TASK DESCRIPTION. Report how many lines in the records hold the string "不作要求"; give the number and nothing else.

Collected data entries.
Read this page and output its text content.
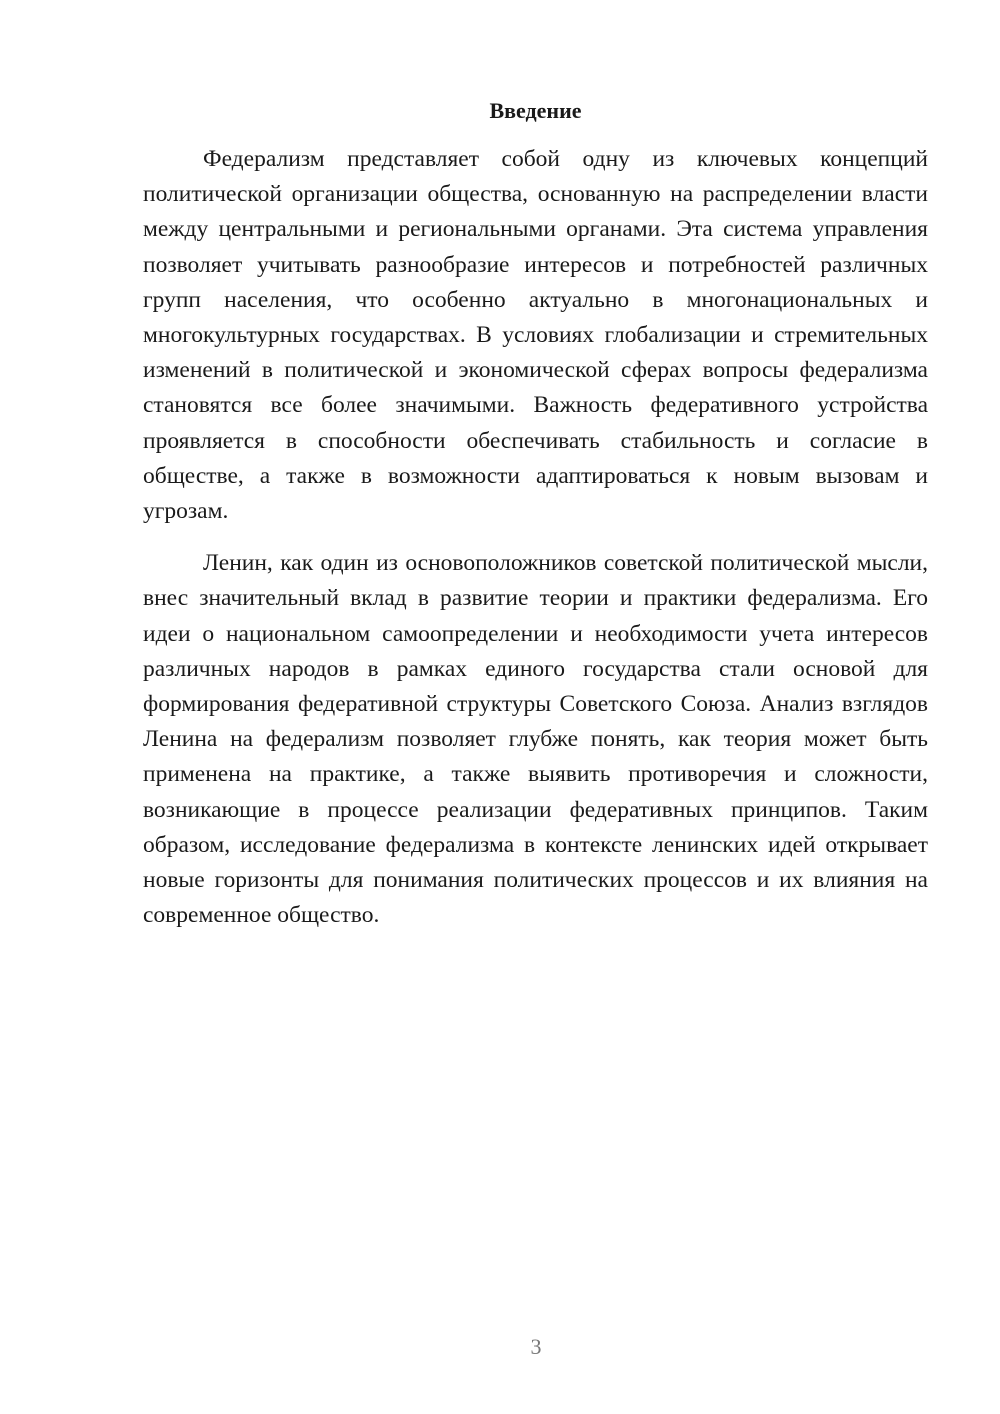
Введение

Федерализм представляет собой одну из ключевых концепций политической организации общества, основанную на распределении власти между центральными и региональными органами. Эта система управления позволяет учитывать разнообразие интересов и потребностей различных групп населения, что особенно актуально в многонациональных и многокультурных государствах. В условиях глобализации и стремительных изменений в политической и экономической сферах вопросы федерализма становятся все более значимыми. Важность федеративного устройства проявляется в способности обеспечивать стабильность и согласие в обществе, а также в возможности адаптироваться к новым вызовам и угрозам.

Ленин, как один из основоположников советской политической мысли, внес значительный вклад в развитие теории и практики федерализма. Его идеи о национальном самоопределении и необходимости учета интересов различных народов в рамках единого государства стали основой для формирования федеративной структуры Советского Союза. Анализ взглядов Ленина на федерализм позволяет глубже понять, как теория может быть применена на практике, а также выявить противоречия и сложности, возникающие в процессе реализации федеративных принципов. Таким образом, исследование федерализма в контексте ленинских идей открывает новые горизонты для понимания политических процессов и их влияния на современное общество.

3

...

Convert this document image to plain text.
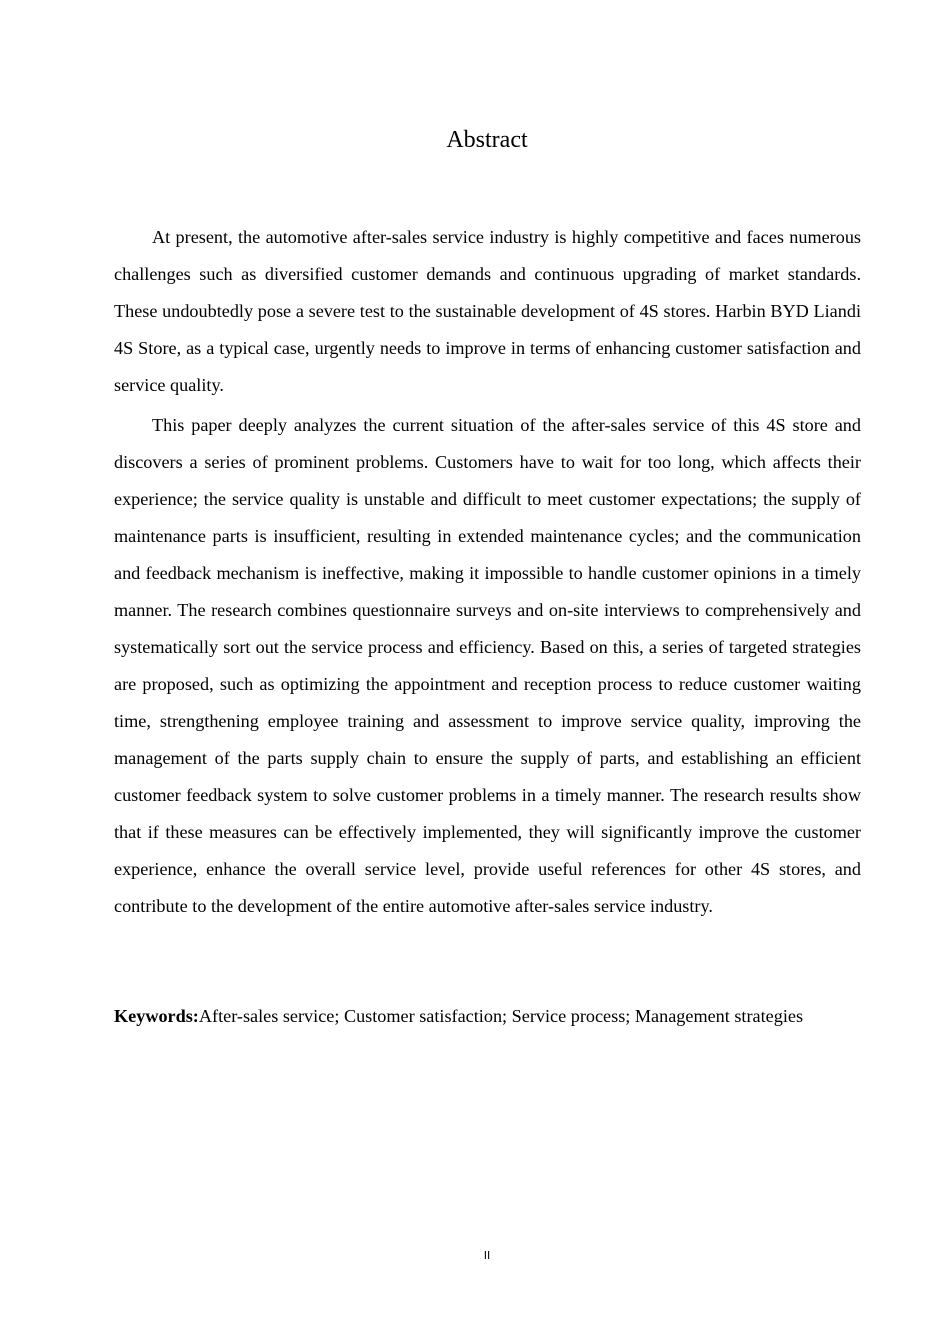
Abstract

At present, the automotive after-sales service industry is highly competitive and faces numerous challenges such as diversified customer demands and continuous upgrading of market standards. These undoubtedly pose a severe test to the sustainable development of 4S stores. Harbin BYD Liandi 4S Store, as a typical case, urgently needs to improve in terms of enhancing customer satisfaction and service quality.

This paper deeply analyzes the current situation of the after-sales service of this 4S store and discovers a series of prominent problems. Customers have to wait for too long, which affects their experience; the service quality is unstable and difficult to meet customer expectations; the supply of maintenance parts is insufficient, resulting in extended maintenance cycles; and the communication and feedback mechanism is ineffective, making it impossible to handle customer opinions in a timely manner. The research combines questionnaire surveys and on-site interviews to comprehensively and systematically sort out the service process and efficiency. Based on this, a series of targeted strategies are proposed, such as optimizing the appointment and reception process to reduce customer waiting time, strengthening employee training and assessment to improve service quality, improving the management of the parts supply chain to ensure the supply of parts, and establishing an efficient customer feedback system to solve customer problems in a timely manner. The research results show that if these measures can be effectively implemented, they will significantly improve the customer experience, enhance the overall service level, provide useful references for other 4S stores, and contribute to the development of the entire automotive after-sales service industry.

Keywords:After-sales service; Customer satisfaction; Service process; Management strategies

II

--

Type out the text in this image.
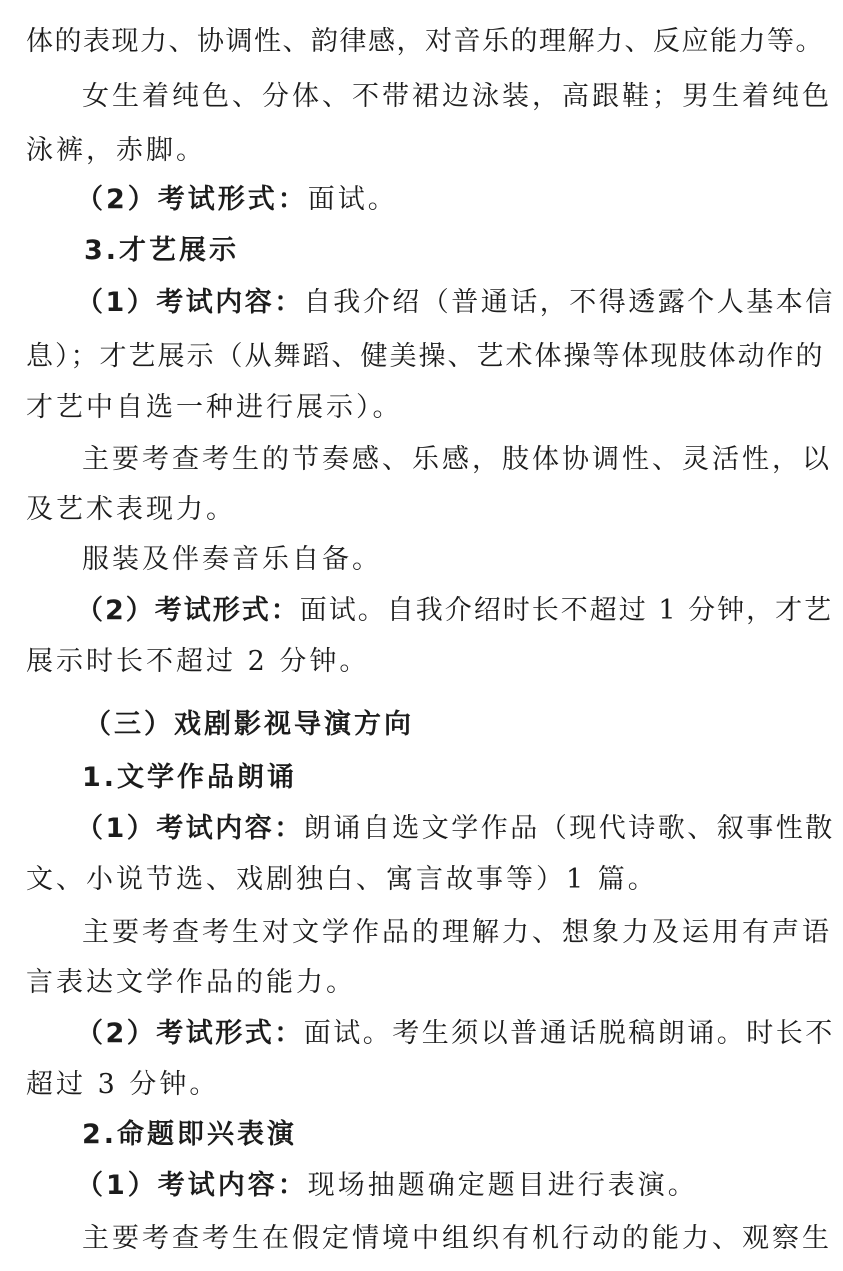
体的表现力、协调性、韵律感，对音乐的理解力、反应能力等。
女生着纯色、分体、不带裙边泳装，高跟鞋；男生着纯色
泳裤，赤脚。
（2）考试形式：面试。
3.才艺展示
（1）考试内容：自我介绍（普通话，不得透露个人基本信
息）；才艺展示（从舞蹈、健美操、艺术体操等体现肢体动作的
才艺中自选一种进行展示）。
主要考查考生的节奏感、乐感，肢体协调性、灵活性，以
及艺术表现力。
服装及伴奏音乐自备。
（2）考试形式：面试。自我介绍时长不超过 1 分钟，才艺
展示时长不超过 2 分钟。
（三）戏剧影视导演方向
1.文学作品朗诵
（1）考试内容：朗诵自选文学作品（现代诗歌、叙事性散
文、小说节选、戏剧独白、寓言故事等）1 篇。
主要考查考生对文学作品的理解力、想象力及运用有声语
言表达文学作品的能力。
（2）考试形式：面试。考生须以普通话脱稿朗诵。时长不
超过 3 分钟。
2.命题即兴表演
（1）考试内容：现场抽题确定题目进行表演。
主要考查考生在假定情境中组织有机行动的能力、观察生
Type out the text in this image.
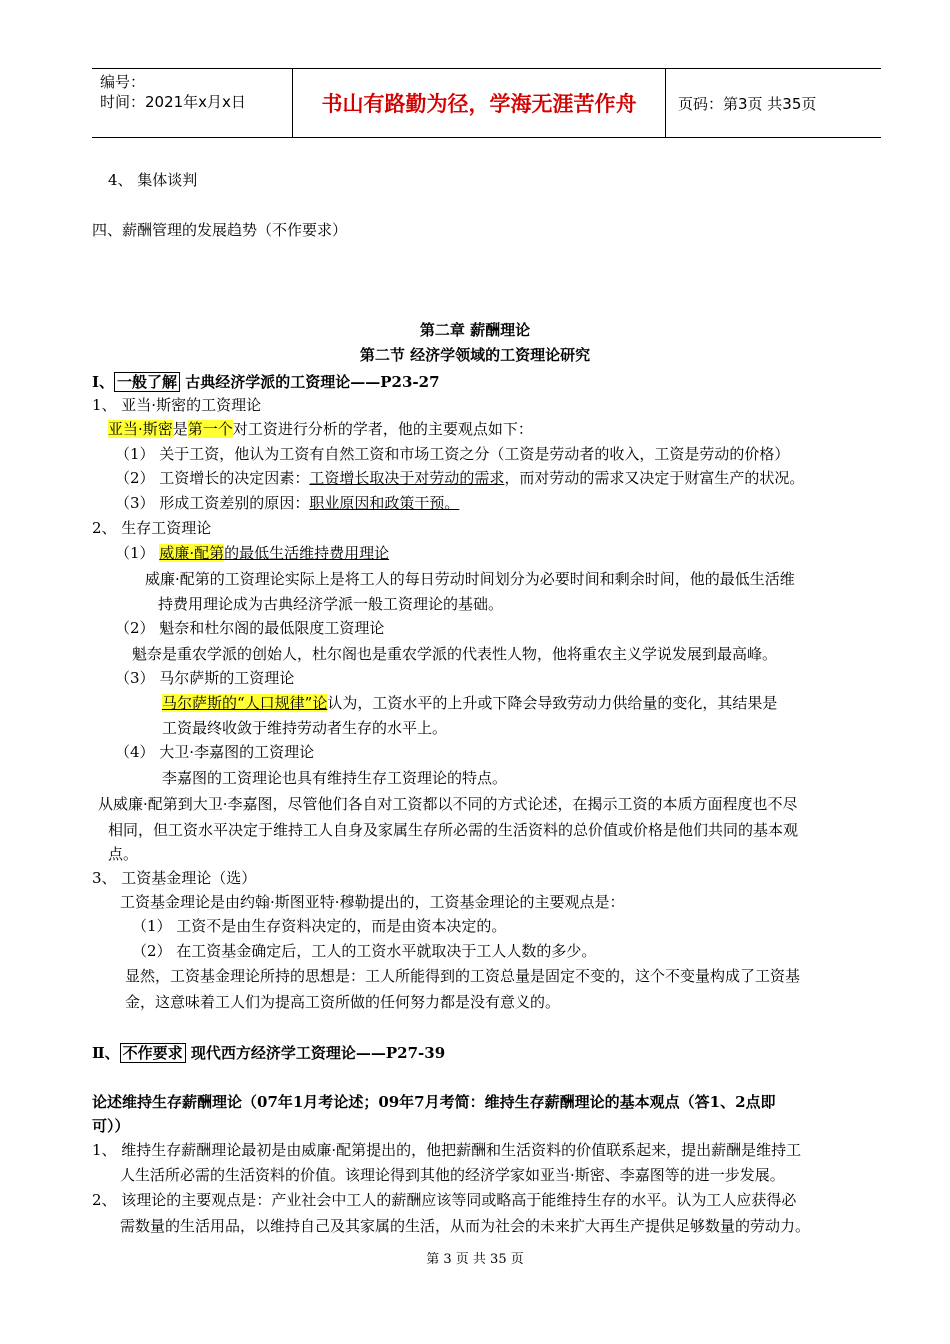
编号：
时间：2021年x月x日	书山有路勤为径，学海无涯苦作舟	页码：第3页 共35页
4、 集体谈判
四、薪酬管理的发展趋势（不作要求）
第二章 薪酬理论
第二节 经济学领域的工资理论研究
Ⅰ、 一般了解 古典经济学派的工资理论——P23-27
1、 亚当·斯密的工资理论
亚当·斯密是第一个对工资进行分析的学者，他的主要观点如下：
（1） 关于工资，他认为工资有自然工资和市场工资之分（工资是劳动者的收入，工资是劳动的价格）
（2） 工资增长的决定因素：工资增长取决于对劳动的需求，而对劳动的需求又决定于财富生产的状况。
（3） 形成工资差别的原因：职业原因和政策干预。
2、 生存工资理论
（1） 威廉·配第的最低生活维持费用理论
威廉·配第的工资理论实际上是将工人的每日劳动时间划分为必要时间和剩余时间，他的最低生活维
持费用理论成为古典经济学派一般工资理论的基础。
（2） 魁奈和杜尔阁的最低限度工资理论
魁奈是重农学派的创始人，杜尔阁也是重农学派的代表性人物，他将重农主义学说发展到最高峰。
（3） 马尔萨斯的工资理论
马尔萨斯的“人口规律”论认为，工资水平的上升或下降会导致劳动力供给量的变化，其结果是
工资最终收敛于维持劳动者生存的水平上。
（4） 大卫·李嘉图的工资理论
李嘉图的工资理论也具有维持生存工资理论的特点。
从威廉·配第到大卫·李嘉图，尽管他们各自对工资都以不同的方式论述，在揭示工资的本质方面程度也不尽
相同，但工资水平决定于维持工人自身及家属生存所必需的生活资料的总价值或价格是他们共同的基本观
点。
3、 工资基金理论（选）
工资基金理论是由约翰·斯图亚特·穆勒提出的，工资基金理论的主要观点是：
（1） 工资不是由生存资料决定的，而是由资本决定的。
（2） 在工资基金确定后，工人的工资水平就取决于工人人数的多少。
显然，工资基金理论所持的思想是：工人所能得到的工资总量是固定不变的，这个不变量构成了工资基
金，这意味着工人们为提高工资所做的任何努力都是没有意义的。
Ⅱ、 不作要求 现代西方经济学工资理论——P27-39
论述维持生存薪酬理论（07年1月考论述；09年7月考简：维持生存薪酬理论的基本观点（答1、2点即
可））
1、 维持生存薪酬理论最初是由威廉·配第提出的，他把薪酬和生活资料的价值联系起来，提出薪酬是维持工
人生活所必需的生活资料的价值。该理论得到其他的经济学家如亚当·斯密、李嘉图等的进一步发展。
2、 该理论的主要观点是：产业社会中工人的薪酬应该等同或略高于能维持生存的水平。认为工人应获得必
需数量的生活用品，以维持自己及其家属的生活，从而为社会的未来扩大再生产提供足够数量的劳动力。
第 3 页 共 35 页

EXERCISE ANSWER. 2